**What you are asked to do**
With every picture left out, restate the listing below exactly as written.

● ● ● ● ●

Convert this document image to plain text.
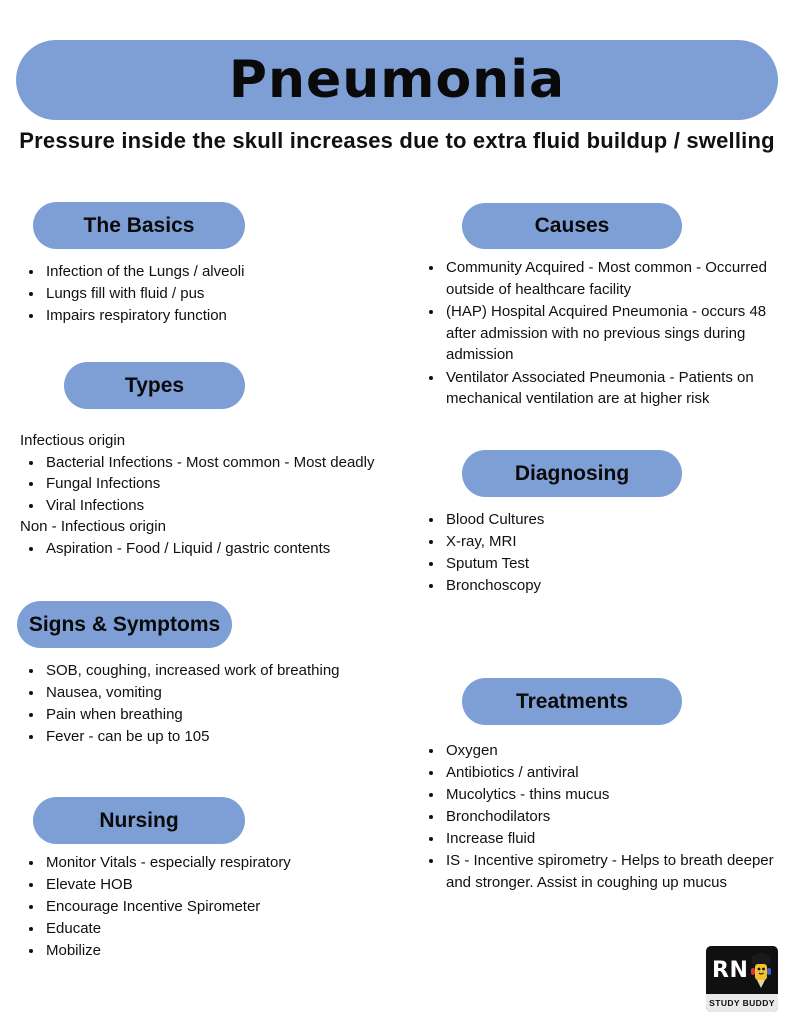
Pneumonia
Pressure inside the skull increases due to extra fluid buildup / swelling
The Basics
• Infection of the Lungs / alveoli
• Lungs fill with fluid / pus
• Impairs respiratory function
Types
Infectious origin
• Bacterial Infections - Most common - Most deadly
• Fungal Infections
• Viral Infections
Non - Infectious origin
• Aspiration - Food / Liquid / gastric contents
Signs & Symptoms
• SOB, coughing, increased work of breathing
• Nausea, vomiting
• Pain when breathing
• Fever - can be up to 105
Nursing
• Monitor Vitals - especially respiratory
• Elevate HOB
• Encourage Incentive Spirometer
• Educate
• Mobilize
Causes
• Community Acquired - Most common - Occurred outside of healthcare facility
• (HAP) Hospital Acquired Pneumonia - occurs 48 after admission with no previous sings during admission
• Ventilator Associated Pneumonia - Patients on mechanical ventilation are at higher risk
Diagnosing
• Blood Cultures
• X-ray, MRI
• Sputum Test
• Bronchoscopy
Treatments
• Oxygen
• Antibiotics / antiviral
• Mucolytics - thins mucus
• Bronchodilators
• Increase fluid
• IS - Incentive spirometry - Helps to breath deeper and stronger. Assist in coughing up mucus
RN
STUDY BUDDY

● ● ● ● ●

**Result below**
Convert this document image to plain text.
Pneumonia
Pressure inside the skull increases due to extra fluid buildup / swelling
The Basics
• Infection of the Lungs / alveoli
• Lungs fill with fluid / pus
• Impairs respiratory function
Types
Infectious origin
• Bacterial Infections - Most common - Most deadly
• Fungal Infections
• Viral Infections
Non - Infectious origin
• Aspiration - Food / Liquid / gastric contents
Signs & Symptoms
• SOB, coughing, increased work of breathing
• Nausea, vomiting
• Pain when breathing
• Fever - can be up to 105
Nursing
• Monitor Vitals - especially respiratory
• Elevate HOB
• Encourage Incentive Spirometer
• Educate
• Mobilize
Causes
• Community Acquired - Most common - Occurred outside of healthcare facility
• (HAP) Hospital Acquired Pneumonia - occurs 48 after admission with no previous sings during admission
• Ventilator Associated Pneumonia - Patients on mechanical ventilation are at higher risk
Diagnosing
• Blood Cultures
• X-ray, MRI
• Sputum Test
• Bronchoscopy
Treatments
• Oxygen
• Antibiotics / antiviral
• Mucolytics - thins mucus
• Bronchodilators
• Increase fluid
• IS - Incentive spirometry - Helps to breath deeper and stronger. Assist in coughing up mucus
RN
STUDY BUDDY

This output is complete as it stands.